# Quoted passage

Flabdablet saith: Davy: go easy on that table salt.

(And then supplied a link to a Wikipedia article on sodium hydroxide, which turns out to be caustic soda, a.k.a. NaOH, a.k.a. LYE -- the main ingedient in Drano.)

OH. I knew that: I learned it in chemistry class in 7th grade during the Ford administration. Really. That knowledge just got misplaced. I swear!

Which makes for a more interesting question: why is Walgreens Lubricating Jelly made out of antibacterial stuff and LYE? I'm sure they're lawsuit-aware enough to formulate this stuff so it's mostly harmless, maybe the NaOH is in there in just the right proportion to keep it from being too acidic for one's "sensitive tissues", but I still feel like I should test this out on some delicate area of my own first, like maybe my gingivitic gums. If I start drooling red foam and screaming maybe it's not such a good thing to use on her "down there".

# Data records
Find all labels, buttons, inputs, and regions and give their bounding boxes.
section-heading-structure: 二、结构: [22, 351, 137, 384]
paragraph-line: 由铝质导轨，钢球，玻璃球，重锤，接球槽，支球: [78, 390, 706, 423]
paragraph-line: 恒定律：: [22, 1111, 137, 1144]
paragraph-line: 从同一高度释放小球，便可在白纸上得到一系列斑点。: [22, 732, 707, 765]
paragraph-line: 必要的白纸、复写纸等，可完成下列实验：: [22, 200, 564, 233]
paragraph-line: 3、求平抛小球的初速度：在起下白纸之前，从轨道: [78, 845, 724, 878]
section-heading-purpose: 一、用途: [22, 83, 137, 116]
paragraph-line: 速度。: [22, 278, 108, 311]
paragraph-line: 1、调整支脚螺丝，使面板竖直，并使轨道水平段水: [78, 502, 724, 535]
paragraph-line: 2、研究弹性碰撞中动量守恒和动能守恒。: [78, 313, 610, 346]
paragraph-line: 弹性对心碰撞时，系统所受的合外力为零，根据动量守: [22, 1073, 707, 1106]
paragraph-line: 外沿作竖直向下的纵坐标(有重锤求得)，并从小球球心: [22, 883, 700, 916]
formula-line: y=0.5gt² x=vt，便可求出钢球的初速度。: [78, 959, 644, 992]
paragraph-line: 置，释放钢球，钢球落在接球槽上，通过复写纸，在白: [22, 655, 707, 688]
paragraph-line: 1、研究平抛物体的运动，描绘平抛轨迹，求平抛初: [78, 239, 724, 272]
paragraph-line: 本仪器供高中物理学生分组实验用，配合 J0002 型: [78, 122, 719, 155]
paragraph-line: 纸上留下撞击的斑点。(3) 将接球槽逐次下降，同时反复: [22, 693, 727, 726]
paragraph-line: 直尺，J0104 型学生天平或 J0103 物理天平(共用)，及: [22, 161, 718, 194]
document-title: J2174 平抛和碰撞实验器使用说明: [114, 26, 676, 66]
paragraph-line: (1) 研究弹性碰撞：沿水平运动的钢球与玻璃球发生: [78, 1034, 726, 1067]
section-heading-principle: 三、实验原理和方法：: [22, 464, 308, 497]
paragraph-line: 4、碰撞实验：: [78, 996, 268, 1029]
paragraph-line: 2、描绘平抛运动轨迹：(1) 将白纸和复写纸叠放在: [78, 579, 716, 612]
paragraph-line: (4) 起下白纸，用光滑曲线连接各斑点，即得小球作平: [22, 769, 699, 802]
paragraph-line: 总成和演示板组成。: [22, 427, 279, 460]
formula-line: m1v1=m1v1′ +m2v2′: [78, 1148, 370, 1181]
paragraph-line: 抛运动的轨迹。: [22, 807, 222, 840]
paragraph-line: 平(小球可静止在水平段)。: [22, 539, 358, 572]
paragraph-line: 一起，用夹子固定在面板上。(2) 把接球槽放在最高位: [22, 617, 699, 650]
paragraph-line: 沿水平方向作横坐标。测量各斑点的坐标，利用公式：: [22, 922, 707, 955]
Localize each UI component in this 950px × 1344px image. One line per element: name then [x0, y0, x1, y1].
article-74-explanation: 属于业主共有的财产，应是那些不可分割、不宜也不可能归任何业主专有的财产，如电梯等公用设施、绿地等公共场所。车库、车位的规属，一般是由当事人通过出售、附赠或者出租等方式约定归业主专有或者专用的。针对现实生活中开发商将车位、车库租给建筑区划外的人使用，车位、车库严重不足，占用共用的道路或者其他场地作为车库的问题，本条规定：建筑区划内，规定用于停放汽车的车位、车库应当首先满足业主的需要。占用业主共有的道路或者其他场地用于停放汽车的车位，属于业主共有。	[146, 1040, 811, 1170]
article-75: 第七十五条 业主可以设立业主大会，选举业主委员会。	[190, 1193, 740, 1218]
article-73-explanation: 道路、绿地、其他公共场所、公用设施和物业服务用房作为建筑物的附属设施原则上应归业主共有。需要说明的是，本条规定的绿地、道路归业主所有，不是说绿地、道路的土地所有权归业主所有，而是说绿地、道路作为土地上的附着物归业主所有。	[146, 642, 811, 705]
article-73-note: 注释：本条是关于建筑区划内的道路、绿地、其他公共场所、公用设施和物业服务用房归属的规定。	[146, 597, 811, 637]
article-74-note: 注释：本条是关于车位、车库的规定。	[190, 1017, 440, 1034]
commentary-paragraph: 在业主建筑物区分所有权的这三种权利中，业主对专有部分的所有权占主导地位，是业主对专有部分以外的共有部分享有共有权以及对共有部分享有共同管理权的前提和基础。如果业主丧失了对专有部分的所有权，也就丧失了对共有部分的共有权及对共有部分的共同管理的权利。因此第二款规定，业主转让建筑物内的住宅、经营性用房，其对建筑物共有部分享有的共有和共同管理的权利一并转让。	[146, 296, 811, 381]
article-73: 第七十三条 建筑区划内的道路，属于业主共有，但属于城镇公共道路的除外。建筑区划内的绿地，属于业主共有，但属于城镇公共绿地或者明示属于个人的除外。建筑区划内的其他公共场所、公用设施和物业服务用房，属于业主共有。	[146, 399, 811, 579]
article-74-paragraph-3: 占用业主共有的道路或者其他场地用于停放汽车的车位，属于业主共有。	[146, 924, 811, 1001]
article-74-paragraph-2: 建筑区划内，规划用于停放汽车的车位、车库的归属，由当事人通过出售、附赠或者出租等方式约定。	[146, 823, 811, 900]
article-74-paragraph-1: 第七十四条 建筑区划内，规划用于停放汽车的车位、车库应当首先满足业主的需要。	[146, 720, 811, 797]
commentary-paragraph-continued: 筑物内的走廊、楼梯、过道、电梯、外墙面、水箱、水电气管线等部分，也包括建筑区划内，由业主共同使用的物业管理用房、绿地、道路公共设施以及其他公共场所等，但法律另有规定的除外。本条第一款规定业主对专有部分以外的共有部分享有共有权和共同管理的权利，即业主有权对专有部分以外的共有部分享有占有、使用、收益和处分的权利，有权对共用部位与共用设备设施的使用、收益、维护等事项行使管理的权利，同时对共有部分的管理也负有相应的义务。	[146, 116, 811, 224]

# Exercises
• 1. From the post about the lubricating jelly, list every name used for the chemical the link points to.
• 2. Put this sentence from the post about the lubricating jelly into Spanish: "I knew that: I learned it in chemistry class in 7th grade during the Ford administration."

# Per-task answers
• 1.
sodium hydroxide
caustic soda
NaOH
LYE

• 2. Eso lo sabía: lo aprendí en la clase de química de séptimo grado durante la administración Ford.